§ EXERCISE REQUIREMENTS
Reproduce the material in full, unchanged.

§ ENTRIES SUPPLIED
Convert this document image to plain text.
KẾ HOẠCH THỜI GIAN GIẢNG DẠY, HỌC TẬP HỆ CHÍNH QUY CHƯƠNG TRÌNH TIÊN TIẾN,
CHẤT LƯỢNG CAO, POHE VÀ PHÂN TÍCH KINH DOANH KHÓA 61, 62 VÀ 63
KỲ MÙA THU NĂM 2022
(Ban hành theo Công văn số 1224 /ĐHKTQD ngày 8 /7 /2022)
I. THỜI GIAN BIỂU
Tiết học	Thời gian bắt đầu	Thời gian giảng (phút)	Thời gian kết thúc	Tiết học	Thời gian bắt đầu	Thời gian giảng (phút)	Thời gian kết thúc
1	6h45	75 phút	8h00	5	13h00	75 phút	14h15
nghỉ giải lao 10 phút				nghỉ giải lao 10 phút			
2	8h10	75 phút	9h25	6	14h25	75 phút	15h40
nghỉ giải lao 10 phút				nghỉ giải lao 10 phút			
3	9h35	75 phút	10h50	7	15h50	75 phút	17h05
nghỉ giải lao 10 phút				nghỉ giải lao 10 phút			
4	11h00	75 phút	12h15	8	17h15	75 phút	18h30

§ TASK ANSWER
Convert this document image to plain text.
KẾ HOẠCH THỜI GIAN GIẢNG DẠY, HỌC TẬP HỆ CHÍNH QUY CHƯƠNG TRÌNH TIÊN TIẾN,
CHẤT LƯỢNG CAO, POHE VÀ PHÂN TÍCH KINH DOANH KHÓA 61, 62 VÀ 63
KỲ MÙA THU NĂM 2022
(Ban hành theo Công văn số 1224 /ĐHKTQD ngày 8 /7 /2022)
I. THỜI GIAN BIỂU
Tiết học	Thời gian bắt đầu	Thời gian giảng (phút)	Thời gian kết thúc	Tiết học	Thời gian bắt đầu	Thời gian giảng (phút)	Thời gian kết thúc
1	6h45	75 phút	8h00	5	13h00	75 phút	14h15
nghỉ giải lao 10 phút				nghỉ giải lao 10 phút			
2	8h10	75 phút	9h25	6	14h25	75 phút	15h40
nghỉ giải lao 10 phút				nghỉ giải lao 10 phút			
3	9h35	75 phút	10h50	7	15h50	75 phút	17h05
nghỉ giải lao 10 phút				nghỉ giải lao 10 phút			
4	11h00	75 phút	12h15	8	17h15	75 phút	18h30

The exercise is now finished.